» **Stated task**:
Write out all records as given; omit images.

※ ※ ※

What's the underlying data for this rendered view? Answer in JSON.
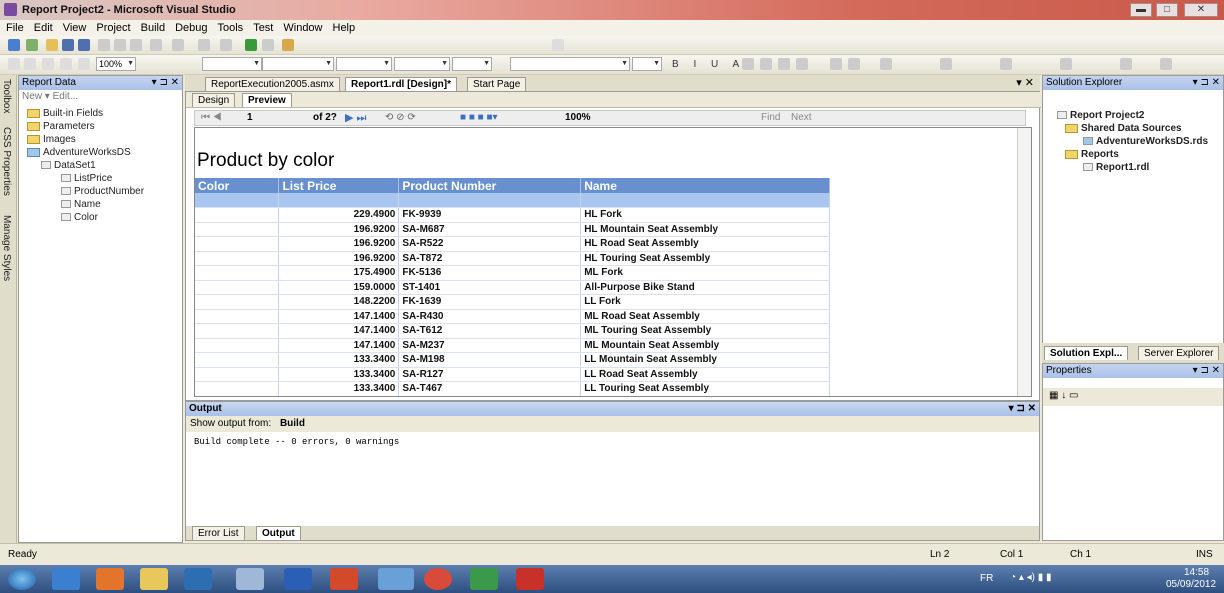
{
  "window": {
    "title": "Report Project2 - Microsoft Visual Studio"
  },
  "menu": [
    "File",
    "Edit",
    "View",
    "Project",
    "Build",
    "Debug",
    "Tools",
    "Test",
    "Window",
    "Help"
  ],
  "toolbar": {
    "zoom_combo": "100%"
  },
  "left_tabs": {
    "toolbox": "Toolbox",
    "css": "CSS Properties",
    "styles": "Manage Styles"
  },
  "report_data": {
    "title": "Report Data",
    "toolbar": "New ▾  Edit...",
    "tree": [
      "Built-in Fields",
      "Parameters",
      "Images",
      "AdventureWorksDS",
      "DataSet1",
      "ListPrice",
      "ProductNumber",
      "Name",
      "Color"
    ]
  },
  "doc_tabs": [
    "ReportExecution2005.asmx",
    "Report1.rdl [Design]*",
    "Start Page"
  ],
  "design_tabs": {
    "design": "Design",
    "preview": "Preview"
  },
  "viewer_toolbar": {
    "page": "1",
    "of": "of 2?",
    "zoom": "100%",
    "find": "Find",
    "next": "Next"
  },
  "report": {
    "title": "Product by color",
    "columns": [
      "Color",
      "List Price",
      "Product Number",
      "Name"
    ],
    "rows": [
      [
        "",
        "229.4900",
        "FK-9939",
        "HL Fork"
      ],
      [
        "",
        "196.9200",
        "SA-M687",
        "HL Mountain Seat Assembly"
      ],
      [
        "",
        "196.9200",
        "SA-R522",
        "HL Road Seat Assembly"
      ],
      [
        "",
        "196.9200",
        "SA-T872",
        "HL Touring Seat Assembly"
      ],
      [
        "",
        "175.4900",
        "FK-5136",
        "ML Fork"
      ],
      [
        "",
        "159.0000",
        "ST-1401",
        "All-Purpose Bike Stand"
      ],
      [
        "",
        "148.2200",
        "FK-1639",
        "LL Fork"
      ],
      [
        "",
        "147.1400",
        "SA-R430",
        "ML Road Seat Assembly"
      ],
      [
        "",
        "147.1400",
        "SA-T612",
        "ML Touring Seat Assembly"
      ],
      [
        "",
        "147.1400",
        "SA-M237",
        "ML Mountain Seat Assembly"
      ],
      [
        "",
        "133.3400",
        "SA-M198",
        "LL Mountain Seat Assembly"
      ],
      [
        "",
        "133.3400",
        "SA-R127",
        "LL Road Seat Assembly"
      ],
      [
        "",
        "133.3400",
        "SA-T467",
        "LL Touring Seat Assembly"
      ]
    ]
  },
  "output": {
    "title": "Output",
    "show_from_label": "Show output from:",
    "show_from_value": "Build",
    "text": "Build complete -- 0 errors, 0 warnings",
    "tabs": [
      "Error List",
      "Output"
    ]
  },
  "solution_explorer": {
    "title": "Solution Explorer",
    "tree": [
      "Report Project2",
      "Shared Data Sources",
      "AdventureWorksDS.rds",
      "Reports",
      "Report1.rdl"
    ],
    "bottom_tabs": [
      "Solution Expl...",
      "Server Explorer"
    ]
  },
  "properties": {
    "title": "Properties"
  },
  "status": {
    "left": "Ready",
    "ln": "Ln 2",
    "col": "Col 1",
    "ch": "Ch 1",
    "ins": "INS"
  },
  "taskbar": {
    "lang": "FR",
    "time": "14:58",
    "date": "05/09/2012"
  },
  "colors": {
    "header_blue": "#6890cf",
    "highlight_row": "#a8c6f0"
  }
}
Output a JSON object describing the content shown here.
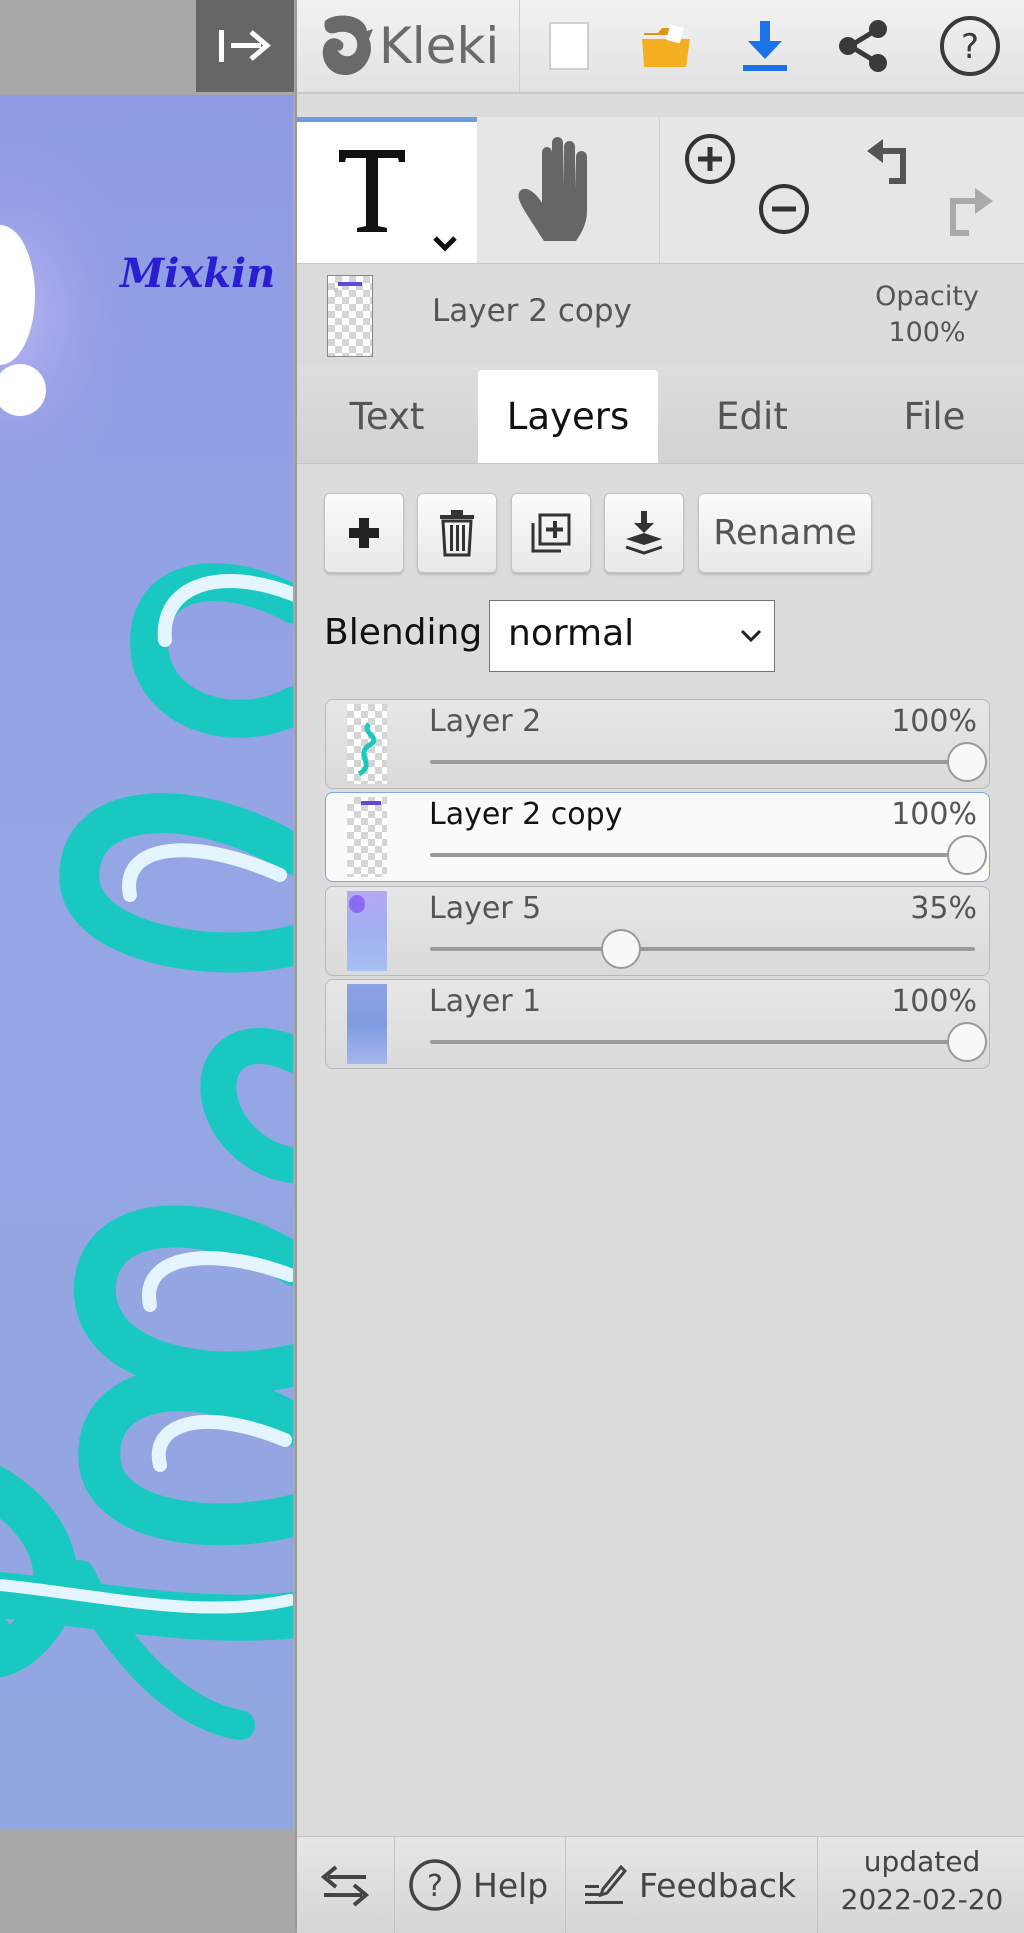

※ ※ ※

» **Right answer**:
What's the underlying data for this rendered view? Answer in JSON.
{
  "window": {
    "title": "Report Project2 - Microsoft Visual Studio"
  },
  "menu": [
    "File",
    "Edit",
    "View",
    "Project",
    "Build",
    "Debug",
    "Tools",
    "Test",
    "Window",
    "Help"
  ],
  "toolbar": {
    "zoom_combo": "100%"
  },
  "left_tabs": {
    "toolbox": "Toolbox",
    "css": "CSS Properties",
    "styles": "Manage Styles"
  },
  "report_data": {
    "title": "Report Data",
    "toolbar": "New ▾  Edit...",
    "tree": [
      "Built-in Fields",
      "Parameters",
      "Images",
      "AdventureWorksDS",
      "DataSet1",
      "ListPrice",
      "ProductNumber",
      "Name",
      "Color"
    ]
  },
  "doc_tabs": [
    "ReportExecution2005.asmx",
    "Report1.rdl [Design]*",
    "Start Page"
  ],
  "design_tabs": {
    "design": "Design",
    "preview": "Preview"
  },
  "viewer_toolbar": {
    "page": "1",
    "of": "of 2?",
    "zoom": "100%",
    "find": "Find",
    "next": "Next"
  },
  "report": {
    "title": "Product by color",
    "columns": [
      "Color",
      "List Price",
      "Product Number",
      "Name"
    ],
    "rows": [
      [
        "",
        "229.4900",
        "FK-9939",
        "HL Fork"
      ],
      [
        "",
        "196.9200",
        "SA-M687",
        "HL Mountain Seat Assembly"
      ],
      [
        "",
        "196.9200",
        "SA-R522",
        "HL Road Seat Assembly"
      ],
      [
        "",
        "196.9200",
        "SA-T872",
        "HL Touring Seat Assembly"
      ],
      [
        "",
        "175.4900",
        "FK-5136",
        "ML Fork"
      ],
      [
        "",
        "159.0000",
        "ST-1401",
        "All-Purpose Bike Stand"
      ],
      [
        "",
        "148.2200",
        "FK-1639",
        "LL Fork"
      ],
      [
        "",
        "147.1400",
        "SA-R430",
        "ML Road Seat Assembly"
      ],
      [
        "",
        "147.1400",
        "SA-T612",
        "ML Touring Seat Assembly"
      ],
      [
        "",
        "147.1400",
        "SA-M237",
        "ML Mountain Seat Assembly"
      ],
      [
        "",
        "133.3400",
        "SA-M198",
        "LL Mountain Seat Assembly"
      ],
      [
        "",
        "133.3400",
        "SA-R127",
        "LL Road Seat Assembly"
      ],
      [
        "",
        "133.3400",
        "SA-T467",
        "LL Touring Seat Assembly"
      ]
    ]
  },
  "output": {
    "title": "Output",
    "show_from_label": "Show output from:",
    "show_from_value": "Build",
    "text": "Build complete -- 0 errors, 0 warnings",
    "tabs": [
      "Error List",
      "Output"
    ]
  },
  "solution_explorer": {
    "title": "Solution Explorer",
    "tree": [
      "Report Project2",
      "Shared Data Sources",
      "AdventureWorksDS.rds",
      "Reports",
      "Report1.rdl"
    ],
    "bottom_tabs": [
      "Solution Expl...",
      "Server Explorer"
    ]
  },
  "properties": {
    "title": "Properties"
  },
  "status": {
    "left": "Ready",
    "ln": "Ln 2",
    "col": "Col 1",
    "ch": "Ch 1",
    "ins": "INS"
  },
  "taskbar": {
    "lang": "FR",
    "time": "14:58",
    "date": "05/09/2012"
  },
  "colors": {
    "header_blue": "#6890cf",
    "highlight_row": "#a8c6f0"
  }
}
Output a JSON object describing the content shown here.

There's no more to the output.